#### Problem details:
In the listing below, locate the lines that hold the string "drogi". Copy those lines.

──────── Source material

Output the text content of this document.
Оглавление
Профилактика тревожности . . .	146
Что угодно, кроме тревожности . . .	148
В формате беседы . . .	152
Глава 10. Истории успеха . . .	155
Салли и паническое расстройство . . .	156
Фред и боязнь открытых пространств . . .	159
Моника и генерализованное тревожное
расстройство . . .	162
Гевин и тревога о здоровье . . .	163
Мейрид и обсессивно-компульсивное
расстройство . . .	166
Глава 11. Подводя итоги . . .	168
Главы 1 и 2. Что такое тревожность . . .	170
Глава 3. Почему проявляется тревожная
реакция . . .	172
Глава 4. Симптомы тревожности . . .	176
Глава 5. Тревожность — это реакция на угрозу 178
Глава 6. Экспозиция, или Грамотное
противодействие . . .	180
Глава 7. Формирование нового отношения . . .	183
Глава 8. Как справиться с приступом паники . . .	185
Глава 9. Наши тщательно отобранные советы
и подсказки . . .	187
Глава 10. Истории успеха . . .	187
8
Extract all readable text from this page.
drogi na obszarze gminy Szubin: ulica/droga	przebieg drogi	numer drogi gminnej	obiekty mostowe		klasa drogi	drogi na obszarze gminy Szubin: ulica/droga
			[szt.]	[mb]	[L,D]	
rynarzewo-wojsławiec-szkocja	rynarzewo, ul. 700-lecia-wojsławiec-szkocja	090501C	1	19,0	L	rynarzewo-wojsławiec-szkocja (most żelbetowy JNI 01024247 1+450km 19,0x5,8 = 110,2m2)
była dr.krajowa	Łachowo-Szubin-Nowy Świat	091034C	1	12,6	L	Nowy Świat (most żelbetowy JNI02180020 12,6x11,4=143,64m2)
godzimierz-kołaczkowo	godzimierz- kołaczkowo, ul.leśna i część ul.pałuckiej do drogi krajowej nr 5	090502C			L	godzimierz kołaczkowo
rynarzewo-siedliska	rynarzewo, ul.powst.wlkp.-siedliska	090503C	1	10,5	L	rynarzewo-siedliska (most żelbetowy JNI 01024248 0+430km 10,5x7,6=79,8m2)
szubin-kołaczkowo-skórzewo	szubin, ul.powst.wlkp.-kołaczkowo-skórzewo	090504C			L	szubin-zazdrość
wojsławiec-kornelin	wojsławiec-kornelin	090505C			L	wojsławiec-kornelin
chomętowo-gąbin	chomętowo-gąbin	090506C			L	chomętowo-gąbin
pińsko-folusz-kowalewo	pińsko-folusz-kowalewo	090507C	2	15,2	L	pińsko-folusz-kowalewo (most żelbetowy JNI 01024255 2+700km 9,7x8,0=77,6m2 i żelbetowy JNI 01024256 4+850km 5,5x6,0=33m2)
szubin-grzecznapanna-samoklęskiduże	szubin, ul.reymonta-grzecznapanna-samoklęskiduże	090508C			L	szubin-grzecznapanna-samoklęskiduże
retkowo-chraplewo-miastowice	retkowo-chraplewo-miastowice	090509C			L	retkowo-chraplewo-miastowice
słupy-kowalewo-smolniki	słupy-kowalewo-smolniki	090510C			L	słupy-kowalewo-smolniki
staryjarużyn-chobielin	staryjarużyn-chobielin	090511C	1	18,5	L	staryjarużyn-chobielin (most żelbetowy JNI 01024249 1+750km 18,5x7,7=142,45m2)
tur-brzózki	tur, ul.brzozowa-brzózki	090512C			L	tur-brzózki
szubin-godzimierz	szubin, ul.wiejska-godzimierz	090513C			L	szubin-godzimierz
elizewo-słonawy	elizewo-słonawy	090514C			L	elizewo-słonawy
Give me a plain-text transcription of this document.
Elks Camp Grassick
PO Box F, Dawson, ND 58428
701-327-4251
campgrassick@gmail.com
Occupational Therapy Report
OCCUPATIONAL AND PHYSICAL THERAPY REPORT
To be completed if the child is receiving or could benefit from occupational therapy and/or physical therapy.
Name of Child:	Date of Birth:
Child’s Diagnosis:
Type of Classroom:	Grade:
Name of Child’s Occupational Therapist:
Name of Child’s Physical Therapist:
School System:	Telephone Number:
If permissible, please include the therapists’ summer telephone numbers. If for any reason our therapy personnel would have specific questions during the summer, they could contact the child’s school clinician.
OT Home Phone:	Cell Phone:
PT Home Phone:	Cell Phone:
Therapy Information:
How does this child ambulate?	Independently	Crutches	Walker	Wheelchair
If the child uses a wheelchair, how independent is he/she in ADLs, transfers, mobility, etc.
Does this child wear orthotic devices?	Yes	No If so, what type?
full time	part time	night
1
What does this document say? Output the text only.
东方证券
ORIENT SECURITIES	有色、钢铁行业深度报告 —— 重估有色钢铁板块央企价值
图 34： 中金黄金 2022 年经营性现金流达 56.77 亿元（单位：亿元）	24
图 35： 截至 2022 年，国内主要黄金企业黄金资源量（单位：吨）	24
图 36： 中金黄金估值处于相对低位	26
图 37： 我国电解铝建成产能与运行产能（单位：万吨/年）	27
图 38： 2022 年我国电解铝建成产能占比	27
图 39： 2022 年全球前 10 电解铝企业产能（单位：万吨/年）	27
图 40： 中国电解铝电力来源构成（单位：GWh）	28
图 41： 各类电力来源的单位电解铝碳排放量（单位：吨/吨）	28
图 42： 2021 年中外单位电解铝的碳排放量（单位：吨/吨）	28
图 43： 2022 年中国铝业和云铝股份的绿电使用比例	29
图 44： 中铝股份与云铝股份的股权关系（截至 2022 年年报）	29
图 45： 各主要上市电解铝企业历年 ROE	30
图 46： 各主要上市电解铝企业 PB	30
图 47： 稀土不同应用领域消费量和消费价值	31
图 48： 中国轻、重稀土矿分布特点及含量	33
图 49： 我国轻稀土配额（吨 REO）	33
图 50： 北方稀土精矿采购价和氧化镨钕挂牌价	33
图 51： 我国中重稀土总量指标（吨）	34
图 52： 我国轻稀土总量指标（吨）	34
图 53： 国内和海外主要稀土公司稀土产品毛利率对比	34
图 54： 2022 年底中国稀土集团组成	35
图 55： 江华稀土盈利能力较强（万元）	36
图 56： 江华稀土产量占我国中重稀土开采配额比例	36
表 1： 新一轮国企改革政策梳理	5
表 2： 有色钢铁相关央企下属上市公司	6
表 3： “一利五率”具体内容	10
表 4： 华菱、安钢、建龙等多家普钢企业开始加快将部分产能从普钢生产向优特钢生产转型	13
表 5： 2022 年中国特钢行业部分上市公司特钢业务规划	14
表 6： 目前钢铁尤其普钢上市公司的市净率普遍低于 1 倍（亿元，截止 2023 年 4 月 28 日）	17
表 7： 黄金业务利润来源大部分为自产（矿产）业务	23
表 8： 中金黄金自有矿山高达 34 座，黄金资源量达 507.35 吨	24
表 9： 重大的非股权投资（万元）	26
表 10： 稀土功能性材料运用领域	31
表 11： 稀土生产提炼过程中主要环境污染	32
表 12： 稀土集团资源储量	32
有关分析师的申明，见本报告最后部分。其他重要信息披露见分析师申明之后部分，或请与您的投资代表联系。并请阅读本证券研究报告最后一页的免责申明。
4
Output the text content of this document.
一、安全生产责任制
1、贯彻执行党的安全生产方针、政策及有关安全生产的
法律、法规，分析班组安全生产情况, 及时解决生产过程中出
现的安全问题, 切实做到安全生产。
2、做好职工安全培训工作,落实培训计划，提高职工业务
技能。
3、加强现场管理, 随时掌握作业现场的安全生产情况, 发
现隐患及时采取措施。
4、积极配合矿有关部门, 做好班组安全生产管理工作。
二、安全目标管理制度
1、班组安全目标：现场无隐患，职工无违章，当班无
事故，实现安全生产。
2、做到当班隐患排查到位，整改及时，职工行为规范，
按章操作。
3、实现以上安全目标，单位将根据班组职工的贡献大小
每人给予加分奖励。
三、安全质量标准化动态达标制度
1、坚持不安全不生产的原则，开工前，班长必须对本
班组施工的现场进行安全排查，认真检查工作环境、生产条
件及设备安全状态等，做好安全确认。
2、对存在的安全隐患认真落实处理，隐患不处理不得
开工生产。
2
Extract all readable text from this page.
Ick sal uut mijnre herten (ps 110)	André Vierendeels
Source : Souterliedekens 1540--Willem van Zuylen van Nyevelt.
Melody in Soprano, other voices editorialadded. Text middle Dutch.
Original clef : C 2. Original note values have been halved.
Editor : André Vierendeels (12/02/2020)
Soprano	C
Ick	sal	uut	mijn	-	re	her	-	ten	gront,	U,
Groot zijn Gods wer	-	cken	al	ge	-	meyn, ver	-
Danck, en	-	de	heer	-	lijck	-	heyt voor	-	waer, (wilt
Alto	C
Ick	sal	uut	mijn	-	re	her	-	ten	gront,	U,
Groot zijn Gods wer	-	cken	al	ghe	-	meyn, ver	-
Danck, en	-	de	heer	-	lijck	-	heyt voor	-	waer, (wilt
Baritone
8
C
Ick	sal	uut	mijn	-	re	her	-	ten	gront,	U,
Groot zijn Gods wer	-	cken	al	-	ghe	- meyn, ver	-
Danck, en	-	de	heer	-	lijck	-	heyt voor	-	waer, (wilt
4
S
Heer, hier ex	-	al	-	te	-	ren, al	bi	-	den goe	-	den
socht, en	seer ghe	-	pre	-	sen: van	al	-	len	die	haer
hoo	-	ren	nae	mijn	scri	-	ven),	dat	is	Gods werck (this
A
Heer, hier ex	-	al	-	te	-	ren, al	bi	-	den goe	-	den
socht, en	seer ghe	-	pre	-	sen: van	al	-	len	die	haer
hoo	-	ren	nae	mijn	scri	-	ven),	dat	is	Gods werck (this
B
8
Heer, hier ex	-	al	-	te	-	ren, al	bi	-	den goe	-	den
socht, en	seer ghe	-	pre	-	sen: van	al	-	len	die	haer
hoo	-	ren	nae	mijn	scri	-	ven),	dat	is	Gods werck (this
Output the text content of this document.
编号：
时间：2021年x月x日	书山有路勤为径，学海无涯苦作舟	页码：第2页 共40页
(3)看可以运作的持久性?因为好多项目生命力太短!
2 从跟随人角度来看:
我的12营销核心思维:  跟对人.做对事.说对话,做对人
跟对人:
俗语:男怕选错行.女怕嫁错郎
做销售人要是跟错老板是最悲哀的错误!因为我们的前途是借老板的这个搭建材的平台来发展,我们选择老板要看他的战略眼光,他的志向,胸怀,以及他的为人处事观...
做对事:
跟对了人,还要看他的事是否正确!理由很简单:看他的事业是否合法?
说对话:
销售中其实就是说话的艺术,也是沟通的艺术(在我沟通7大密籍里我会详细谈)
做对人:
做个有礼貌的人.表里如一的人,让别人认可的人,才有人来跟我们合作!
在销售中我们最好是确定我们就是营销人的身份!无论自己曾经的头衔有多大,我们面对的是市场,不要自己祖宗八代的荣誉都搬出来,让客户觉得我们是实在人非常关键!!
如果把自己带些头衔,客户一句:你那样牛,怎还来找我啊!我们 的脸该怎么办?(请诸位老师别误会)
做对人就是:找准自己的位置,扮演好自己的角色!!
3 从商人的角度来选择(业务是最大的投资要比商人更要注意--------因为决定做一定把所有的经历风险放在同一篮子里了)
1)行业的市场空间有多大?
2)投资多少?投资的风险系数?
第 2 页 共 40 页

────────────────

#### Response to the exercise:
drogi na obszarze gminy Szubin: ulica/droga	przebieg drogi	numer drogi gminnej	obiekty mostowe		klasa drogi	drogi na obszarze gminy Szubin: ulica/droga
godzimierz-kołaczkowo	godzimierz- kołaczkowo, ul.leśna i część ul.pałuckiej do drogi krajowej nr 5	090502C			L	godzimierz kołaczkowo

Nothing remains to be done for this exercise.